• Given exercise: From the line containing "Enumerate this screenshot's" through the last line of the material, copy every line exactly, both ends inclusive; do not copy pictures.

• Input for this task:
|---|

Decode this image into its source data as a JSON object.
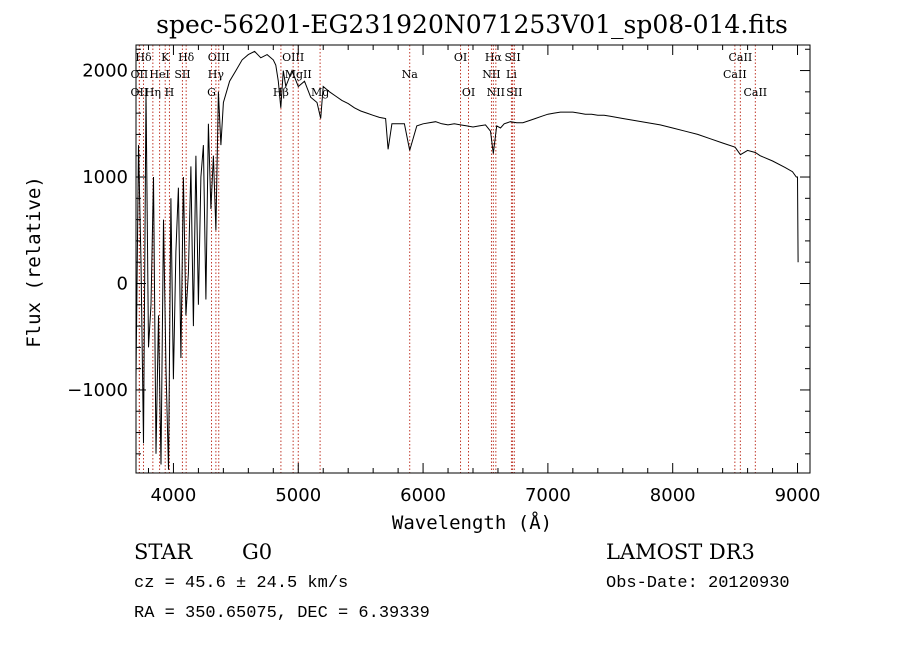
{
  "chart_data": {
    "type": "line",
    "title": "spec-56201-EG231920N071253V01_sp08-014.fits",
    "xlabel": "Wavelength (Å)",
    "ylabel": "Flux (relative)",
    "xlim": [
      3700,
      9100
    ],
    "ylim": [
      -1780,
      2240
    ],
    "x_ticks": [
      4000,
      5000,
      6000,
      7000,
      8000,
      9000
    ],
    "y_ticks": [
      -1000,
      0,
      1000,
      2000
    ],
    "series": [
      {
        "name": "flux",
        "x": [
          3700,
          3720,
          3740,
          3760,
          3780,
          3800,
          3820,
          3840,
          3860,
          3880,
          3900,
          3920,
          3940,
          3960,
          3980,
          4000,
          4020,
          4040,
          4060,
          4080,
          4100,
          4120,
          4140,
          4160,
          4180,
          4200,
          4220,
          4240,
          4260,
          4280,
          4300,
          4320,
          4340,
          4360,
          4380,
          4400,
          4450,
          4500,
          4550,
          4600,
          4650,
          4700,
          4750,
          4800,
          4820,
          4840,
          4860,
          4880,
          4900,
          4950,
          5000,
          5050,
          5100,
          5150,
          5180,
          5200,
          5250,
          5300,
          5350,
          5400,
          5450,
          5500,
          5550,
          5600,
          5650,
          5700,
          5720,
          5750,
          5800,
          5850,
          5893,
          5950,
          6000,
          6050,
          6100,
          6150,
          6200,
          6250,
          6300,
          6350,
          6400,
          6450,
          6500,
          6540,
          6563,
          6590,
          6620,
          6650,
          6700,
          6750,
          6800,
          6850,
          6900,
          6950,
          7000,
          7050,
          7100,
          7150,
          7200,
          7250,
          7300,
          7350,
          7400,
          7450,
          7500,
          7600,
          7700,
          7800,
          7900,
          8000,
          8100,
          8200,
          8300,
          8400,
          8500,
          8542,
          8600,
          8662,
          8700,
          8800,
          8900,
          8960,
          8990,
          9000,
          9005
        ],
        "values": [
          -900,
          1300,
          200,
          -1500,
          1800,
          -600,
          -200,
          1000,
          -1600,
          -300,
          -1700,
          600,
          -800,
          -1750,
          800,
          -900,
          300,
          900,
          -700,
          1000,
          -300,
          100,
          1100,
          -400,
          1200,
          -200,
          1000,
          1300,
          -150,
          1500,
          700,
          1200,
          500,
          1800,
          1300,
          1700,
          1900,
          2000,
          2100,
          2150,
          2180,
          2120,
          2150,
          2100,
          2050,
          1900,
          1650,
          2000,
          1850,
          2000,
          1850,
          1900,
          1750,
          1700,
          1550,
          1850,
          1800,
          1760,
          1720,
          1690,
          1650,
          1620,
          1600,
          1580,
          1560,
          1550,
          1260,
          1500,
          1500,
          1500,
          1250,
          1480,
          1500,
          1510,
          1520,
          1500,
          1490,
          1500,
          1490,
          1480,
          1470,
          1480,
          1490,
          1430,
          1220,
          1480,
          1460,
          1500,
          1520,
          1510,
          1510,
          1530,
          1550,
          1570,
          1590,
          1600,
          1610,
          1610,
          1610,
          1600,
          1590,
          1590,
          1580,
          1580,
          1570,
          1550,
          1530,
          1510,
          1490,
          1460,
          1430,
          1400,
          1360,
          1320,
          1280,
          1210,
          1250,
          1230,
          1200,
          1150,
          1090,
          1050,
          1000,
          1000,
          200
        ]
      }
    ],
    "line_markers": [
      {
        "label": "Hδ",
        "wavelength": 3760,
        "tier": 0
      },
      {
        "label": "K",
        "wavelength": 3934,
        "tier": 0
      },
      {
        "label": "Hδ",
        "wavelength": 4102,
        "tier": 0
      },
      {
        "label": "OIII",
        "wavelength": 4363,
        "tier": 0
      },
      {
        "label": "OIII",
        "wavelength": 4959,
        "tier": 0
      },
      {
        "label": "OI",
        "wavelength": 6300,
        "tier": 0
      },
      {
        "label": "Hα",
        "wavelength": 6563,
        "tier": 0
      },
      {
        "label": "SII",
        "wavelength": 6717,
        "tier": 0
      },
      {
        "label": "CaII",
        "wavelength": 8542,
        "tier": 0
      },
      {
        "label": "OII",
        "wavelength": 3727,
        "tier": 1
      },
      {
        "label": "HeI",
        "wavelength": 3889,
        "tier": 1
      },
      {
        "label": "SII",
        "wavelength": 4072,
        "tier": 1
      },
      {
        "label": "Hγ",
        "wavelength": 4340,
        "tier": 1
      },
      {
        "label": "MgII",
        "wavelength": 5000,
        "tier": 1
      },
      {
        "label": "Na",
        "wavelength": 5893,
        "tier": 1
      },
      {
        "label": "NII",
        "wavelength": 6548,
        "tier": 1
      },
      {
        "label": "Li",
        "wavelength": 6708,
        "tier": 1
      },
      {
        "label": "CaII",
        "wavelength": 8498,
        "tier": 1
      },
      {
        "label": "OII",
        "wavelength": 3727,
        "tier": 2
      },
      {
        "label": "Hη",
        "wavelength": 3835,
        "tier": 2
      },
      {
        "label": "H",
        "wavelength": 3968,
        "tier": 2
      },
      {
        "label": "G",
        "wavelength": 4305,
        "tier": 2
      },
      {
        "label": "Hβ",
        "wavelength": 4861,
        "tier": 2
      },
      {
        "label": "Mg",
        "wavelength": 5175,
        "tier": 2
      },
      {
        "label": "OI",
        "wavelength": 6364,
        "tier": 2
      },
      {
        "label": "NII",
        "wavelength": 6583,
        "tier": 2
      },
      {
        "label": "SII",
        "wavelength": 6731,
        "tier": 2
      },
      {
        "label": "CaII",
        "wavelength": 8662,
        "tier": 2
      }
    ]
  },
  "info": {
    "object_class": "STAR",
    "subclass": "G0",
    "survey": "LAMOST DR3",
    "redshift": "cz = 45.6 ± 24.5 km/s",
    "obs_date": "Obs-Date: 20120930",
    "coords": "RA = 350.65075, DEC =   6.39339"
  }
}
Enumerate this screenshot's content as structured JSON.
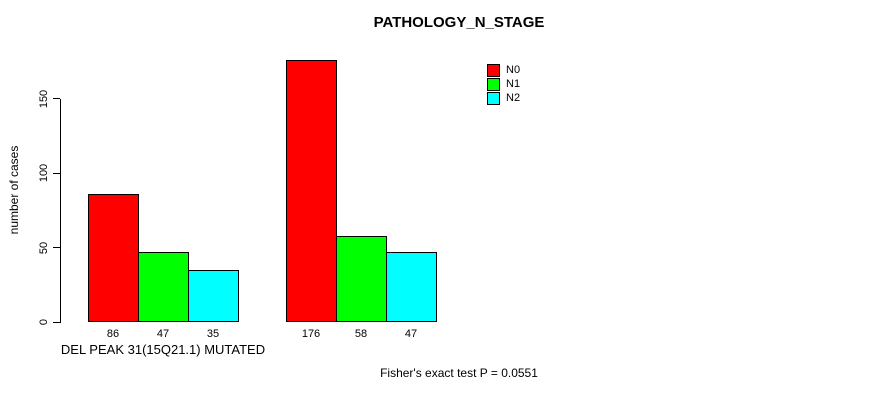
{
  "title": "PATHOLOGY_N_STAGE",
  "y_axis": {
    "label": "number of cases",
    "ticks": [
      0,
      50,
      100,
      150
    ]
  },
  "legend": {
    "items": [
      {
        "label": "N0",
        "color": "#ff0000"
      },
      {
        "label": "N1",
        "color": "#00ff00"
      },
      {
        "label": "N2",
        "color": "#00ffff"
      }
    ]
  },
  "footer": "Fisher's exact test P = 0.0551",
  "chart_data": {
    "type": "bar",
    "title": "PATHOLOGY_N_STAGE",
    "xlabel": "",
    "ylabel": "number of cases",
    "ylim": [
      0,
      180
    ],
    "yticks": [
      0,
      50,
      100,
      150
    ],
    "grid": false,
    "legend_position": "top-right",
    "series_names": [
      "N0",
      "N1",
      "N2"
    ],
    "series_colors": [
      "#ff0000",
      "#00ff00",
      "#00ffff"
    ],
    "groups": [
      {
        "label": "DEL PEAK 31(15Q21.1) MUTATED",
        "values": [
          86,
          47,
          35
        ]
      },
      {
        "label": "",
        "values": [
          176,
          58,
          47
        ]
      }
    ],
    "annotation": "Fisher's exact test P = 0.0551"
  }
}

|---|

• Task answer:
Enumerate this screenshot's content as structured JSON.
{
  "title": "PATHOLOGY_N_STAGE",
  "y_axis": {
    "label": "number of cases",
    "ticks": [
      0,
      50,
      100,
      150
    ]
  },
  "legend": {
    "items": [
      {
        "label": "N0",
        "color": "#ff0000"
      },
      {
        "label": "N1",
        "color": "#00ff00"
      },
      {
        "label": "N2",
        "color": "#00ffff"
      }
    ]
  },
  "footer": "Fisher's exact test P = 0.0551",
  "chart_data": {
    "type": "bar",
    "title": "PATHOLOGY_N_STAGE",
    "xlabel": "",
    "ylabel": "number of cases",
    "ylim": [
      0,
      180
    ],
    "yticks": [
      0,
      50,
      100,
      150
    ],
    "grid": false,
    "legend_position": "top-right",
    "series_names": [
      "N0",
      "N1",
      "N2"
    ],
    "series_colors": [
      "#ff0000",
      "#00ff00",
      "#00ffff"
    ],
    "groups": [
      {
        "label": "DEL PEAK 31(15Q21.1) MUTATED",
        "values": [
          86,
          47,
          35
        ]
      },
      {
        "label": "",
        "values": [
          176,
          58,
          47
        ]
      }
    ],
    "annotation": "Fisher's exact test P = 0.0551"
  }
}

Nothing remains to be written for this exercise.